[Records contained in a dataset]
^^^^

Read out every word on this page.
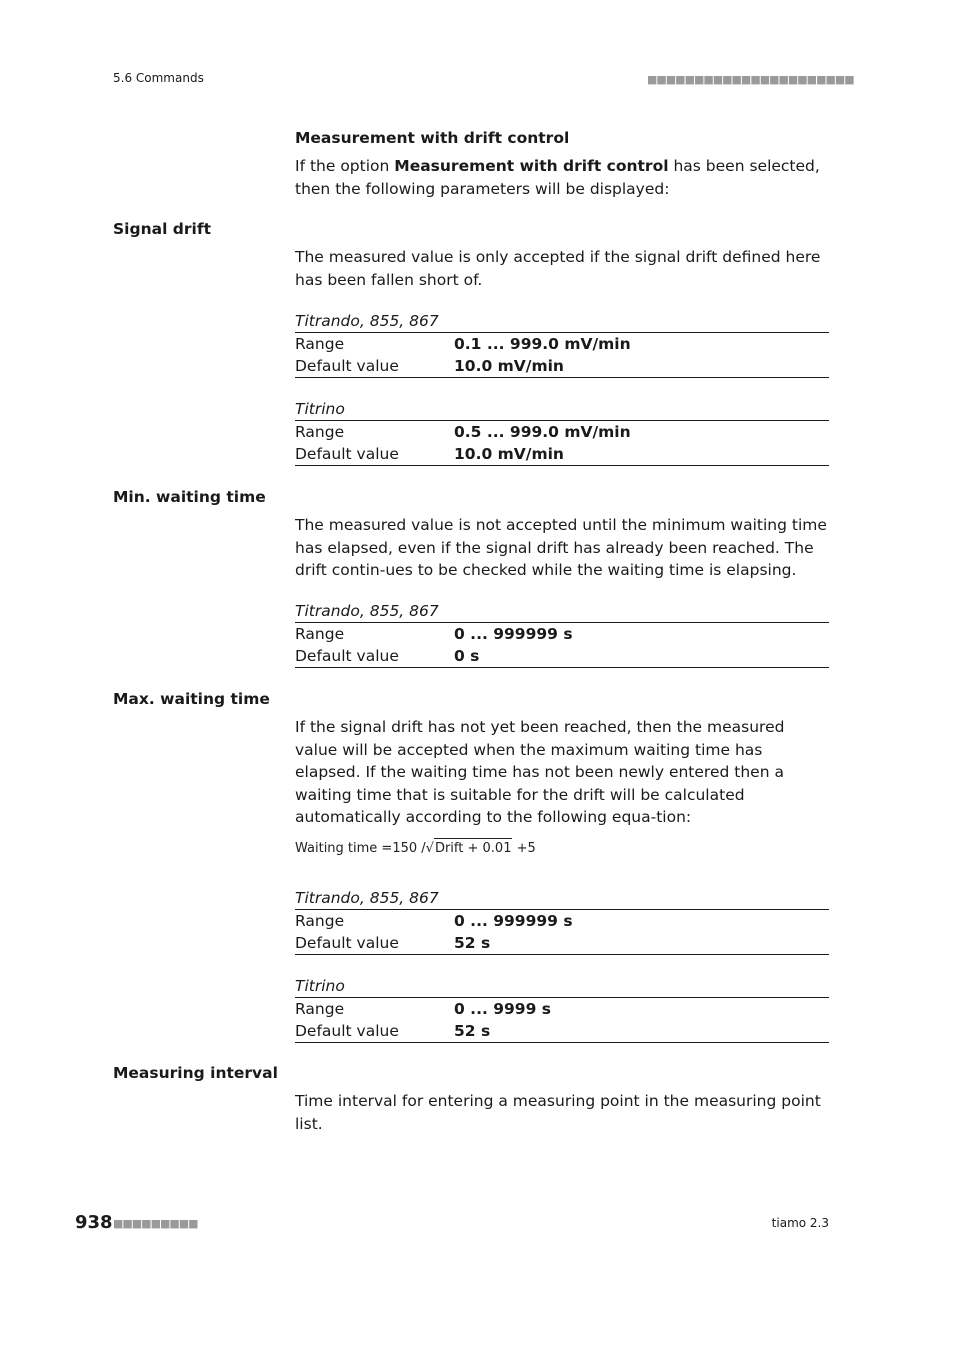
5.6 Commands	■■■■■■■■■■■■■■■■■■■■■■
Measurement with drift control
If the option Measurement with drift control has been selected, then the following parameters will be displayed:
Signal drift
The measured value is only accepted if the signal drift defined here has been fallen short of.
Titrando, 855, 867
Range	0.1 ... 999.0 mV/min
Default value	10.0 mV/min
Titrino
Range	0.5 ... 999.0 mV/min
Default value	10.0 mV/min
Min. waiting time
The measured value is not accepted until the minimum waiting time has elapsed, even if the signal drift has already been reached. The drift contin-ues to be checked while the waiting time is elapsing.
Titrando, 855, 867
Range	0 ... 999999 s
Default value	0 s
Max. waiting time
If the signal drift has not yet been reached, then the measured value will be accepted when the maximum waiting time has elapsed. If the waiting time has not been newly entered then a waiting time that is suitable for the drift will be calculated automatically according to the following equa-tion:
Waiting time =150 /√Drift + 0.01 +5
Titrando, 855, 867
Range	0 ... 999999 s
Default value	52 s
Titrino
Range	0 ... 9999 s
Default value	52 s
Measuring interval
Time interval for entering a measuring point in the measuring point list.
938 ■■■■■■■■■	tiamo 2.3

^^^^

**INSTRUCTION**:
Using the records given above, list every line that includes the word "interval".

**TASK RESULT**:
Measuring interval
Time interval for entering a measuring point in the measuring point list.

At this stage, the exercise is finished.